WHAT YOU NEED TO DO
Without the images, write out all of the following entries exactly.

## BEGIN AVAILABLE RECORDS

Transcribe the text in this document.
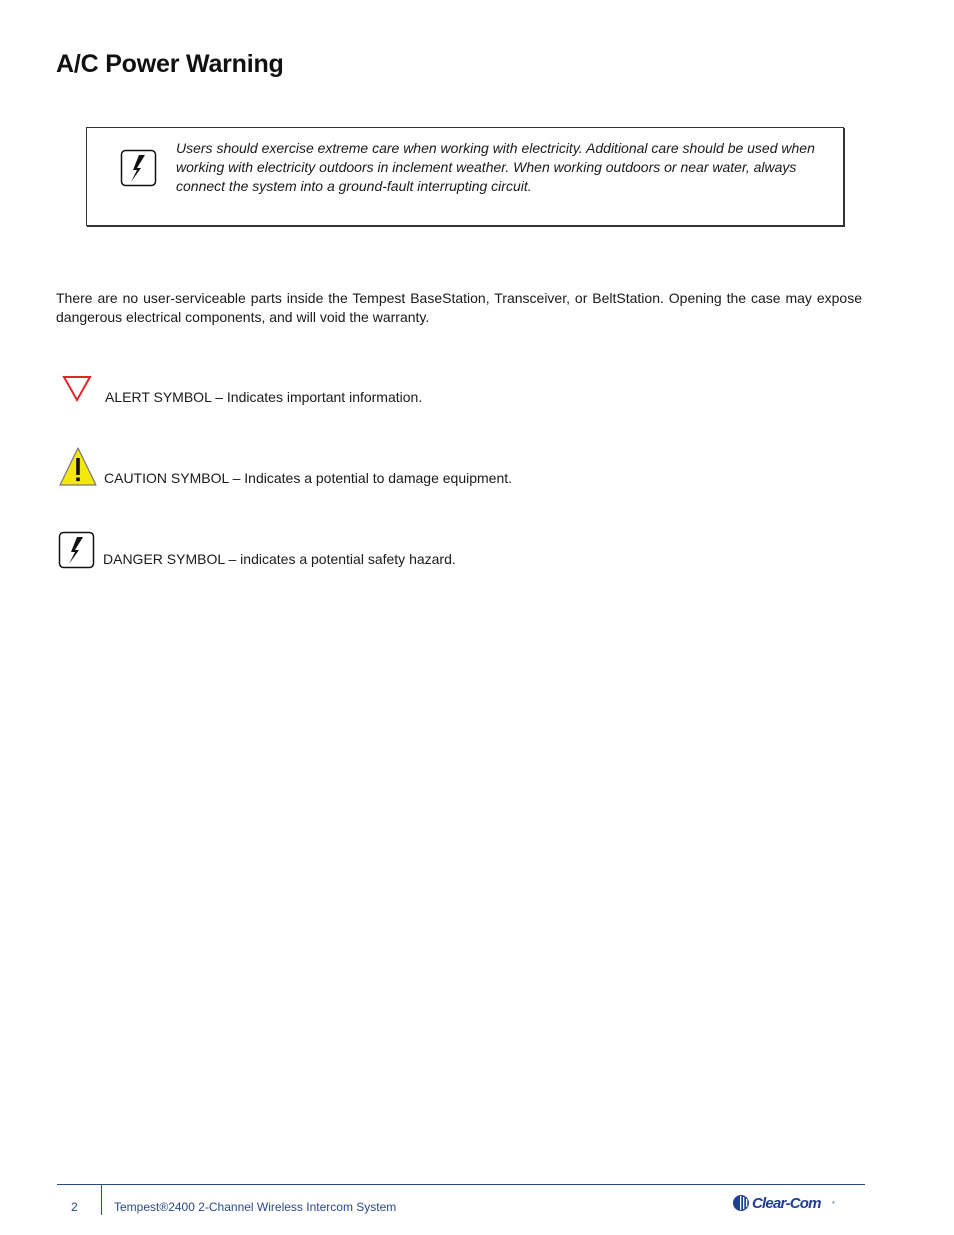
A/C Power Warning

Users should exercise extreme care when working with electricity. Additional care should be used when working with electricity outdoors in inclement weather. When working outdoors or near water, always connect the system into a ground-fault interrupting circuit.

There are no user-serviceable parts inside the Tempest BaseStation, Transceiver, or BeltStation. Opening the case may expose dangerous electrical components, and will void the warranty.

ALERT SYMBOL – Indicates important information.
CAUTION SYMBOL – Indicates a potential to damage equipment.
DANGER SYMBOL – indicates a potential safety hazard.
2	Tempest®2400 2-Channel Wireless Intercom System	Clear-Com	®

## END AVAILABLE RECORDS

ANSWER IN FULL
Transcribe the text in this document.
A/C Power Warning

Users should exercise extreme care when working with electricity. Additional care should be used when working with electricity outdoors in inclement weather. When working outdoors or near water, always connect the system into a ground-fault interrupting circuit.

There are no user-serviceable parts inside the Tempest BaseStation, Transceiver, or BeltStation. Opening the case may expose dangerous electrical components, and will void the warranty.

ALERT SYMBOL – Indicates important information.
CAUTION SYMBOL – Indicates a potential to damage equipment.
DANGER SYMBOL – indicates a potential safety hazard.
2	Tempest®2400 2-Channel Wireless Intercom System	Clear-Com	®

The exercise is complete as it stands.